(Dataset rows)
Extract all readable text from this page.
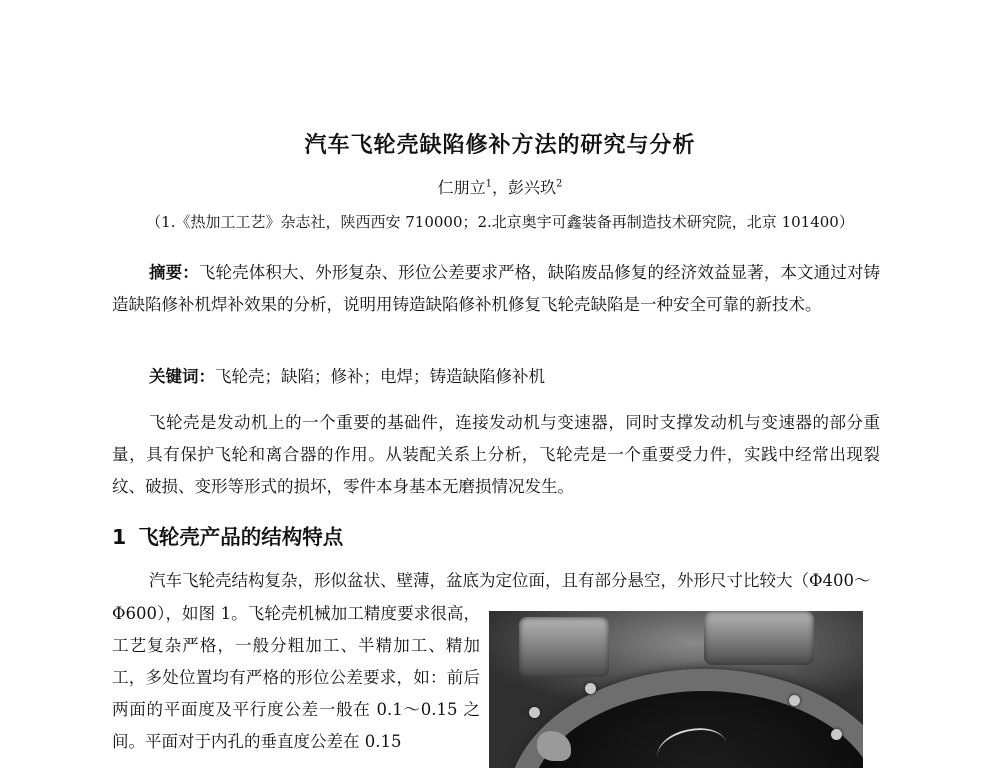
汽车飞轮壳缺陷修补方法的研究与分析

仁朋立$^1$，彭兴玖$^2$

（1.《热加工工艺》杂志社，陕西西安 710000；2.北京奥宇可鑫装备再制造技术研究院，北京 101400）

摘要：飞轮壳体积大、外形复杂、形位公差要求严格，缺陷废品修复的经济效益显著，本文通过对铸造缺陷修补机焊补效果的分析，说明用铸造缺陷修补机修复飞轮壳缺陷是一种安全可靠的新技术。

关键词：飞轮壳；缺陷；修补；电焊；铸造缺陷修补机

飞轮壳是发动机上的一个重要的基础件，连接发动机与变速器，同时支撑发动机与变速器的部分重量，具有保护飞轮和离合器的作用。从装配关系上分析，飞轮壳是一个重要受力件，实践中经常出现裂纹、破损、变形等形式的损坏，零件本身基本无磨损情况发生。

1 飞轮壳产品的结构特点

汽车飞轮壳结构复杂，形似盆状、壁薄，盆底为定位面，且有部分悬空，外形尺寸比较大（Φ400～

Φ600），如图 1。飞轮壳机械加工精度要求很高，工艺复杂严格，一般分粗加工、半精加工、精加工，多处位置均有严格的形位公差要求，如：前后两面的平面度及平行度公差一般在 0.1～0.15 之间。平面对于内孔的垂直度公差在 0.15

Exercise brief:
Write out the entries above verbatim; the pictures do not belong in your copy.

Correct result:
Extract all readable text from this page.
汽车飞轮壳缺陷修补方法的研究与分析

仁朋立$^1$，彭兴玖$^2$

（1.《热加工工艺》杂志社，陕西西安 710000；2.北京奥宇可鑫装备再制造技术研究院，北京 101400）

摘要：飞轮壳体积大、外形复杂、形位公差要求严格，缺陷废品修复的经济效益显著，本文通过对铸造缺陷修补机焊补效果的分析，说明用铸造缺陷修补机修复飞轮壳缺陷是一种安全可靠的新技术。

关键词：飞轮壳；缺陷；修补；电焊；铸造缺陷修补机

飞轮壳是发动机上的一个重要的基础件，连接发动机与变速器，同时支撑发动机与变速器的部分重量，具有保护飞轮和离合器的作用。从装配关系上分析，飞轮壳是一个重要受力件，实践中经常出现裂纹、破损、变形等形式的损坏，零件本身基本无磨损情况发生。

1 飞轮壳产品的结构特点

汽车飞轮壳结构复杂，形似盆状、壁薄，盆底为定位面，且有部分悬空，外形尺寸比较大（Φ400～

Φ600），如图 1。飞轮壳机械加工精度要求很高，工艺复杂严格，一般分粗加工、半精加工、精加工，多处位置均有严格的形位公差要求，如：前后两面的平面度及平行度公差一般在 0.1～0.15 之间。平面对于内孔的垂直度公差在 0.15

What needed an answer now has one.